> **YOUR GOAL**
Reply with one number: the count of lines in the records below that hold "MyShare".

> **Stored items**
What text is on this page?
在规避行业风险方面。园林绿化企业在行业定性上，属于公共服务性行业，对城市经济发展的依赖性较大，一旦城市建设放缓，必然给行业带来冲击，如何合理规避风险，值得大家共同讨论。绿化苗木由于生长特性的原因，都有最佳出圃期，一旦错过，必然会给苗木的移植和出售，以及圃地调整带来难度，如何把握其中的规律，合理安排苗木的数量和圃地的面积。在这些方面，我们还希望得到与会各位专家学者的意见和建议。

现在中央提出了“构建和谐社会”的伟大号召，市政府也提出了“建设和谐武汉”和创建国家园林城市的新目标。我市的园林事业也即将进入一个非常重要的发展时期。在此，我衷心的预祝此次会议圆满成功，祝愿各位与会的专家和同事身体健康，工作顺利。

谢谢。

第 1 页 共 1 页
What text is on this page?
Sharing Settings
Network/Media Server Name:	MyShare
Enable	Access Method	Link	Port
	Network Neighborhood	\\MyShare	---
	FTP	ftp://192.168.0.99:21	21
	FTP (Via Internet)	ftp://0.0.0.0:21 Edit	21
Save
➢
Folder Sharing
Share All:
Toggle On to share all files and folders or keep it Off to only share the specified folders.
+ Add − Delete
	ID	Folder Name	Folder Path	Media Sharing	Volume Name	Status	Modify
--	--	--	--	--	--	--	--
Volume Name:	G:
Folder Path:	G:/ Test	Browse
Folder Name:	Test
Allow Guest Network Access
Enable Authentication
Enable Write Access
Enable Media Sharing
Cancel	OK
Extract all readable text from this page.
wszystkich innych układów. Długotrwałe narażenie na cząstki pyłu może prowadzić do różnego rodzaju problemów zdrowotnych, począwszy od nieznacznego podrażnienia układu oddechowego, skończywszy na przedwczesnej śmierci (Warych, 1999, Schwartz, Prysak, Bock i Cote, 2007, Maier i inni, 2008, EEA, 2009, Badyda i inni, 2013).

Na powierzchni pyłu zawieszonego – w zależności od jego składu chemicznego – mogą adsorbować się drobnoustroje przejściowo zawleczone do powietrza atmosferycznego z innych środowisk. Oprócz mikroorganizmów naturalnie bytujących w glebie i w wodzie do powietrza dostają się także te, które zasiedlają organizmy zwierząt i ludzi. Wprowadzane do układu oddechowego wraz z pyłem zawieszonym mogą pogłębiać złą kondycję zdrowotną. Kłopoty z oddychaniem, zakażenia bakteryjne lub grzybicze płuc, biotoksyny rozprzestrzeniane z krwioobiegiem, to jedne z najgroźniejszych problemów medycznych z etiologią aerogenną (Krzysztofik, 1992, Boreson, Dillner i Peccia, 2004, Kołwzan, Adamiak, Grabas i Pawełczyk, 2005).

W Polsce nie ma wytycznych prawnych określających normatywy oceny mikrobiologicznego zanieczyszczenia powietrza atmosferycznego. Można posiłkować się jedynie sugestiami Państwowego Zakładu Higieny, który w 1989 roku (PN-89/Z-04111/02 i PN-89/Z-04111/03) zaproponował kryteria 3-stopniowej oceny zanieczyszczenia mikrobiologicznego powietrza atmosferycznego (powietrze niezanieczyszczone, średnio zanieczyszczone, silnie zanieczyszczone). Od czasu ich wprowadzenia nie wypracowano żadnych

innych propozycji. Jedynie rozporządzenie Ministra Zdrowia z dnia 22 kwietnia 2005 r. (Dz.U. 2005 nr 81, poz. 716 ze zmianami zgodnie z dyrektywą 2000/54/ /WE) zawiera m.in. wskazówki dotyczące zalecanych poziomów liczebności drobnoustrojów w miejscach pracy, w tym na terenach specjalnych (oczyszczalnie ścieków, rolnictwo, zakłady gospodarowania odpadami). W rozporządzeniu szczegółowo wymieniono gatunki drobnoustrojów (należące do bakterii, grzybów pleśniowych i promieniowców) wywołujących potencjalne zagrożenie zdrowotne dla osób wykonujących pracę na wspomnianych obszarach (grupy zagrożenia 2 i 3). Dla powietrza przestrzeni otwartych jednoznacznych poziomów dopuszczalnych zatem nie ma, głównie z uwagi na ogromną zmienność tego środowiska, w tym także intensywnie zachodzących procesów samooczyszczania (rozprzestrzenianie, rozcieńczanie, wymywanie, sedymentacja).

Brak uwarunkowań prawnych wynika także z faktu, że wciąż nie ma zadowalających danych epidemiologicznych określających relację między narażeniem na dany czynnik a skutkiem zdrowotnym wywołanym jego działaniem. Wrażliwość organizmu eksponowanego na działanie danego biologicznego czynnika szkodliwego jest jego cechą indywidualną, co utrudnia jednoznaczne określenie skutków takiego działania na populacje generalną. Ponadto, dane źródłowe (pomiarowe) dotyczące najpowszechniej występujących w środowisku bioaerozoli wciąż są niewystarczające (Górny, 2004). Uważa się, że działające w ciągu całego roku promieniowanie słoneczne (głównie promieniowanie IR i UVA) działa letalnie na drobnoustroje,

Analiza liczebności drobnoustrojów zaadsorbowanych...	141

> **TASK OUTPUT**
2